(INSTRUCTION) From the entries below, copy every line where the string "other" appears.

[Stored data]
***

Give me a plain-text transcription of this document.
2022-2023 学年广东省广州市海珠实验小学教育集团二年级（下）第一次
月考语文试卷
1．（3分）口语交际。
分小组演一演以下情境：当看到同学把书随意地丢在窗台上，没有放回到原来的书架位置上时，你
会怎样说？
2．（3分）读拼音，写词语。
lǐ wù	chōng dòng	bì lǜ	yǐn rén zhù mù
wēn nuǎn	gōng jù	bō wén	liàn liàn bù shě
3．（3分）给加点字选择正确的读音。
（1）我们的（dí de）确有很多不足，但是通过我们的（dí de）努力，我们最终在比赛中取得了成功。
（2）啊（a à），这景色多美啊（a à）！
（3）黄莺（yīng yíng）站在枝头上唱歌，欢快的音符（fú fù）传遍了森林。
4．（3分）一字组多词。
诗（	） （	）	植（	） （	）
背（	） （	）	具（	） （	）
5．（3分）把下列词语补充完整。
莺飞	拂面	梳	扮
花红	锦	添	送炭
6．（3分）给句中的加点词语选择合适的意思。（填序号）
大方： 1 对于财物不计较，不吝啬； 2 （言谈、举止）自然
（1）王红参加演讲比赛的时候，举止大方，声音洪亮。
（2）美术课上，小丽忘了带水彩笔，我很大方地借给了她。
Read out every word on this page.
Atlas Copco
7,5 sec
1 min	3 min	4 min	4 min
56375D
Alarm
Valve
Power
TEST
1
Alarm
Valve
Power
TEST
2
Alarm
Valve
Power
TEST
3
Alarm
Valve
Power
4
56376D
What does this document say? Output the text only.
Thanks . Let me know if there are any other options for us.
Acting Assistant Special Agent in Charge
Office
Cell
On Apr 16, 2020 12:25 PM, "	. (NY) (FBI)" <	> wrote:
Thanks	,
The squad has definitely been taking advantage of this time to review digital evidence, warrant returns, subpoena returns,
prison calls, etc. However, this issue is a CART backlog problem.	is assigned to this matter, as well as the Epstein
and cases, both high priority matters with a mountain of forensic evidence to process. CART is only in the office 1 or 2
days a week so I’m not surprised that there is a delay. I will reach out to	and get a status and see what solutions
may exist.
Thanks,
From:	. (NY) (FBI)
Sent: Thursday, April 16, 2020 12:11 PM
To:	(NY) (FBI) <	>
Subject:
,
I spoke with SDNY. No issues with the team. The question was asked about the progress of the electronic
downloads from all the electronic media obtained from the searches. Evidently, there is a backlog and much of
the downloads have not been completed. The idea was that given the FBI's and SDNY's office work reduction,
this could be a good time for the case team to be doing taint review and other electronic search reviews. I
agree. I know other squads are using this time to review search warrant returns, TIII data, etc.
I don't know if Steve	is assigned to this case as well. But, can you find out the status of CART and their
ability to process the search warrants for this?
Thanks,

***

(REPLY TO THE TASK)
Thanks . Let me know if there are any other options for us.
this could be a good time for the case team to be doing taint review and other electronic search reviews. I
agree. I know other squads are using this time to review search warrant returns, TIII data, etc.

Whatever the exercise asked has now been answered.